Type out the data exactly as given. Skip any image.

**Raw records:**
= = = = = = =
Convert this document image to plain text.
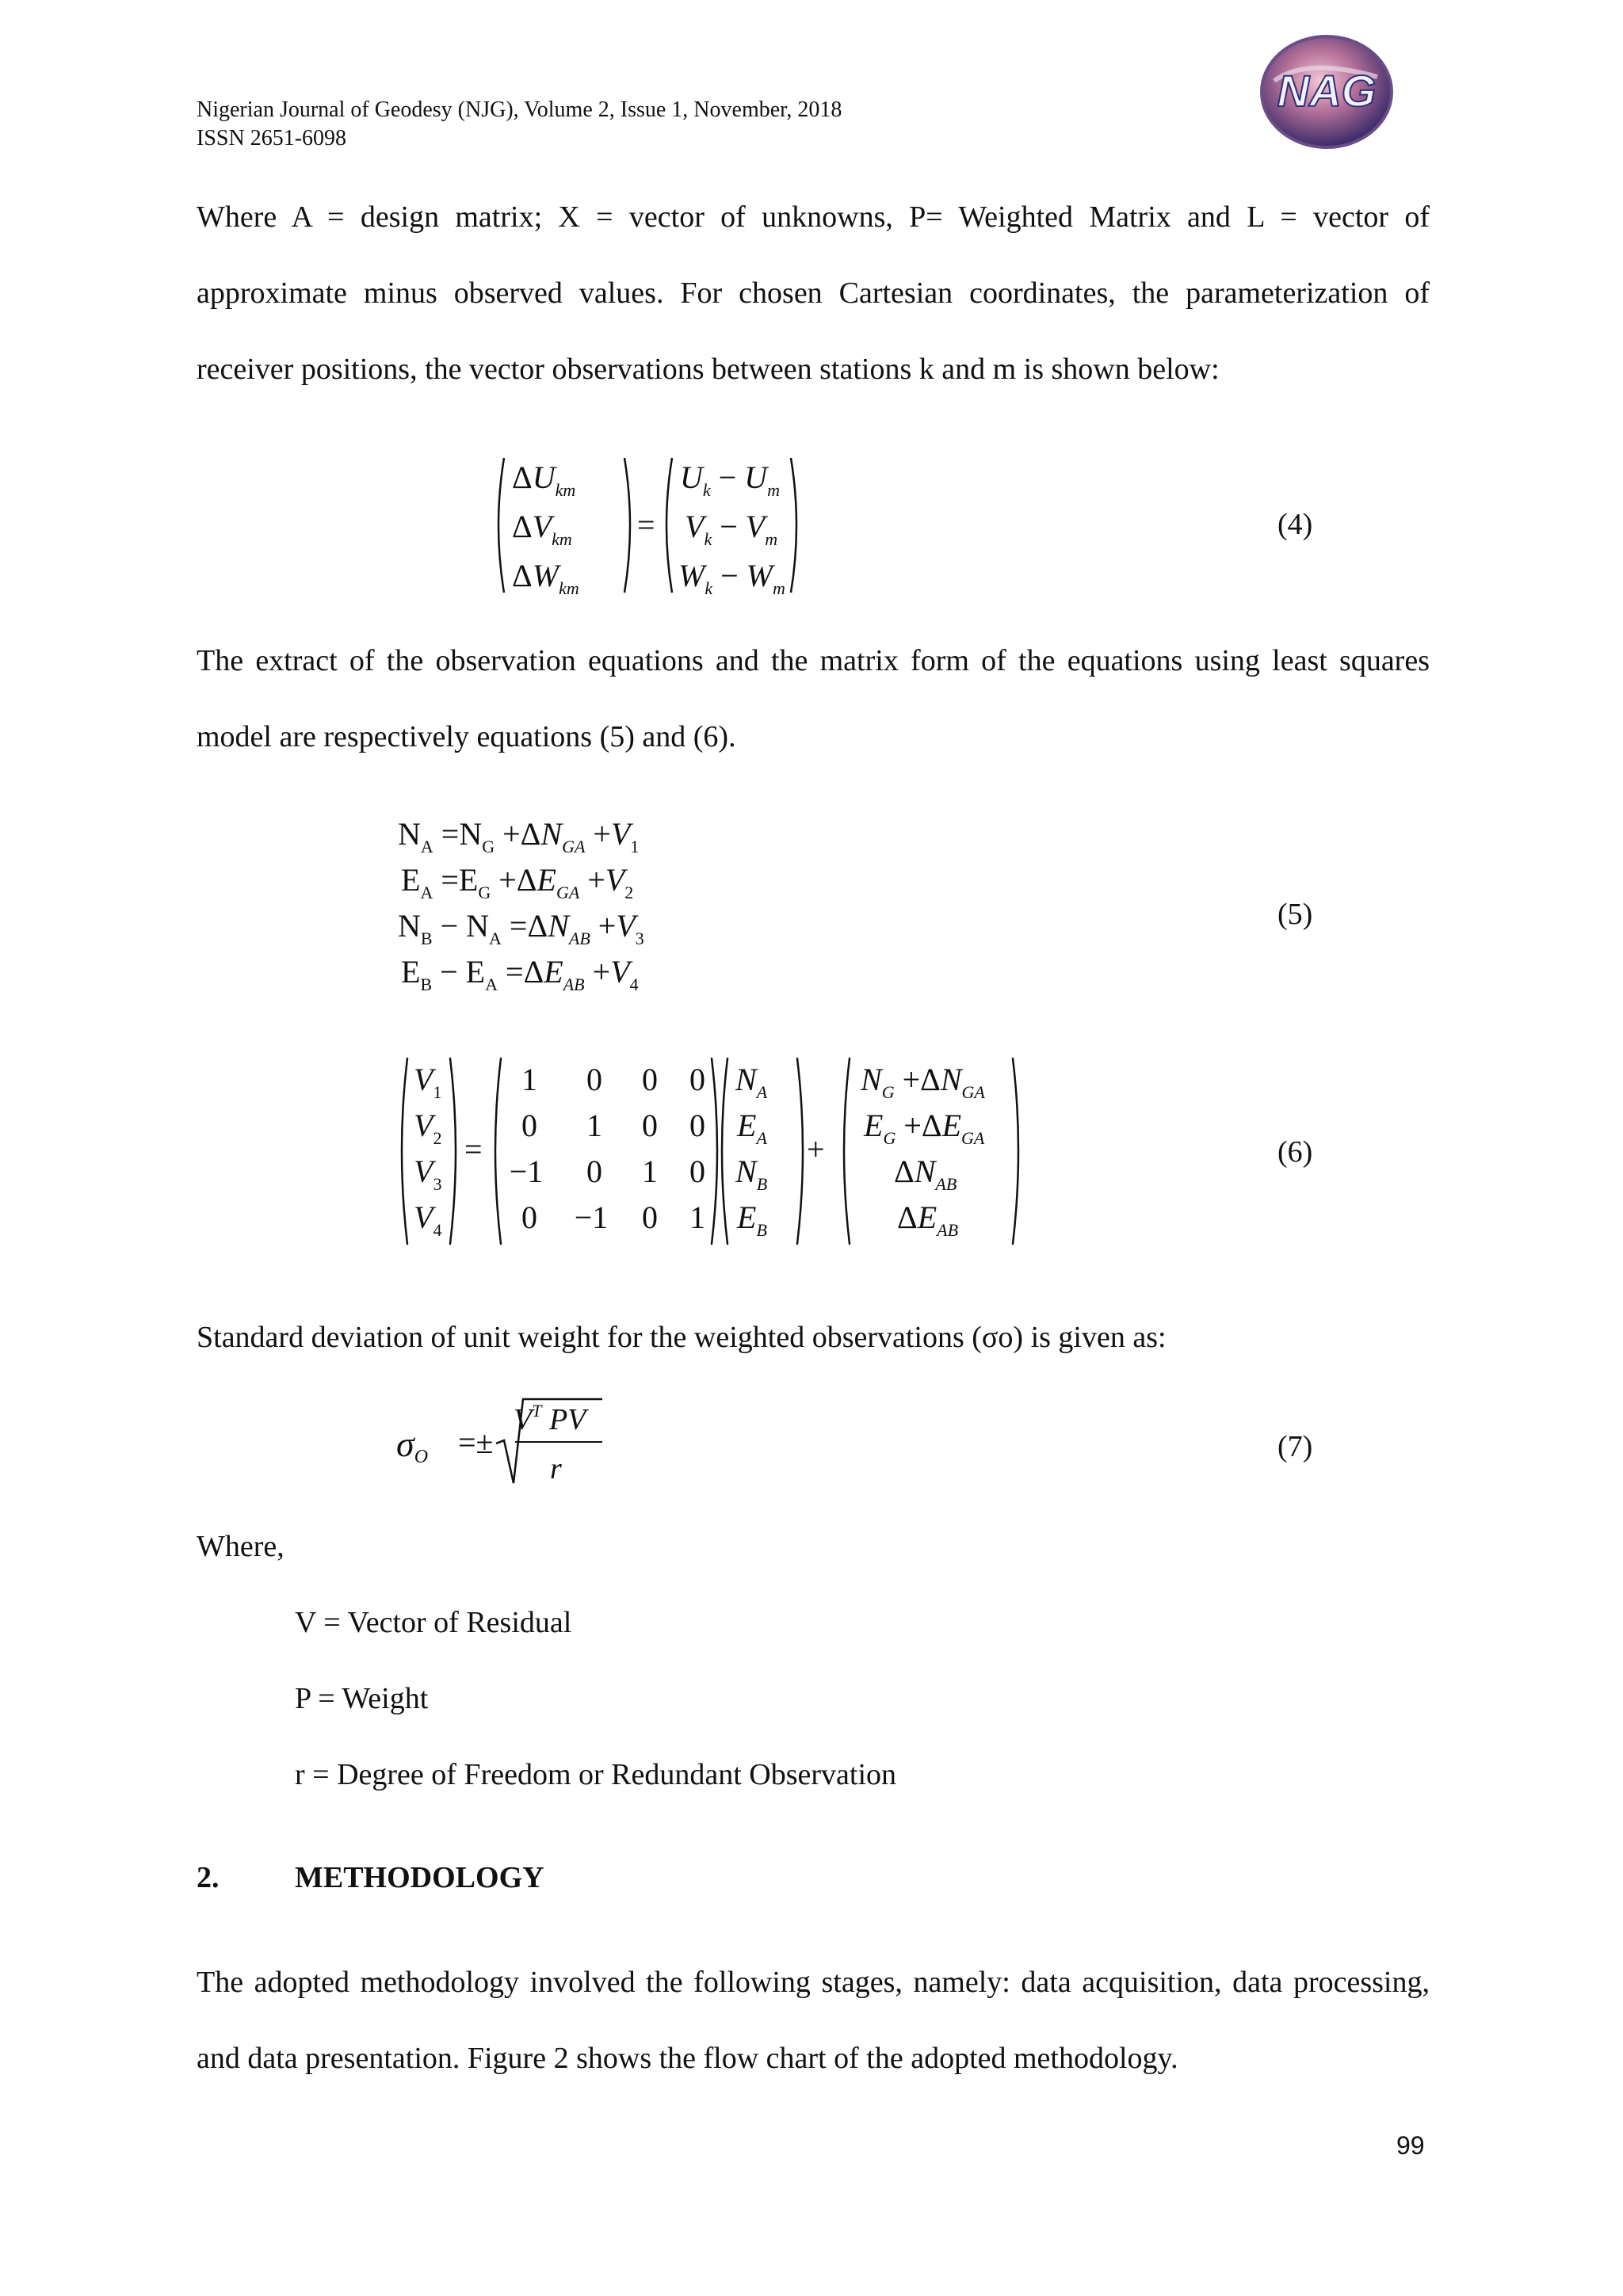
Nigerian Journal of Geodesy (NJG), Volume 2, Issue 1, November, 2018
ISSN 2651-6098
NAG

Where A = design matrix; X = vector of unknowns, P= Weighted Matrix and L = vector of approximate minus observed values. For chosen Cartesian coordinates, the parameterization of receiver positions, the vector observations between stations k and m is shown below:

$\Delta U_{km}$
$\Delta V_{km}$
$\Delta W_{km}$
=
$U_k - U_m$
$V_k - V_m$
$W_k - W_m$
(4)

The extract of the observation equations and the matrix form of the equations using least squares model are respectively equations (5) and (6).

$N_A =N_G +\Delta N_{GA} +V_1$
$E_A =E_G +\Delta E_{GA} +V_2$
$N_B - N_A =\Delta N_{AB} +V_3$
$E_B - E_A =\Delta E_{AB} +V_4$
(5)
$V_1$
$V_2$
$V_3$
$V_4$
=
1 0 0 0
0 1 0 0
−1 0 1 0
0 −1 0 1
$N_A$
$E_A$
$N_B$
$E_B$
+
$N_G +\Delta N_{GA}$
$E_G +\Delta E_{GA}$
$\Delta N_{AB}$
$\Delta E_{AB}$
(6)
Standard deviation of unit weight for the weighted observations (σo) is given as:
σO =±
$V^T$ PV
r
(7)
Where,
V = Vector of Residual
P = Weight
r = Degree of Freedom or Redundant Observation
2.	METHODOLOGY

The adopted methodology involved the following stages, namely: data acquisition, data processing, and data presentation. Figure 2 shows the flow chart of the adopted methodology.

99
= = = = = = =
**Response to the task:**
Convert this document image to plain text.
Nigerian Journal of Geodesy (NJG), Volume 2, Issue 1, November, 2018
ISSN 2651-6098
NAG

Where A = design matrix; X = vector of unknowns, P= Weighted Matrix and L = vector of approximate minus observed values. For chosen Cartesian coordinates, the parameterization of receiver positions, the vector observations between stations k and m is shown below:

$\Delta U_{km}$
$\Delta V_{km}$
$\Delta W_{km}$
=
$U_k - U_m$
$V_k - V_m$
$W_k - W_m$
(4)

The extract of the observation equations and the matrix form of the equations using least squares model are respectively equations (5) and (6).

$N_A =N_G +\Delta N_{GA} +V_1$
$E_A =E_G +\Delta E_{GA} +V_2$
$N_B - N_A =\Delta N_{AB} +V_3$
$E_B - E_A =\Delta E_{AB} +V_4$
(5)
$V_1$
$V_2$
$V_3$
$V_4$
=
1 0 0 0
0 1 0 0
−1 0 1 0
0 −1 0 1
$N_A$
$E_A$
$N_B$
$E_B$
+
$N_G +\Delta N_{GA}$
$E_G +\Delta E_{GA}$
$\Delta N_{AB}$
$\Delta E_{AB}$
(6)
Standard deviation of unit weight for the weighted observations (σo) is given as:
σO =±
$V^T$ PV
r
(7)
Where,
V = Vector of Residual
P = Weight
r = Degree of Freedom or Redundant Observation
2.	METHODOLOGY

The adopted methodology involved the following stages, namely: data acquisition, data processing, and data presentation. Figure 2 shows the flow chart of the adopted methodology.

99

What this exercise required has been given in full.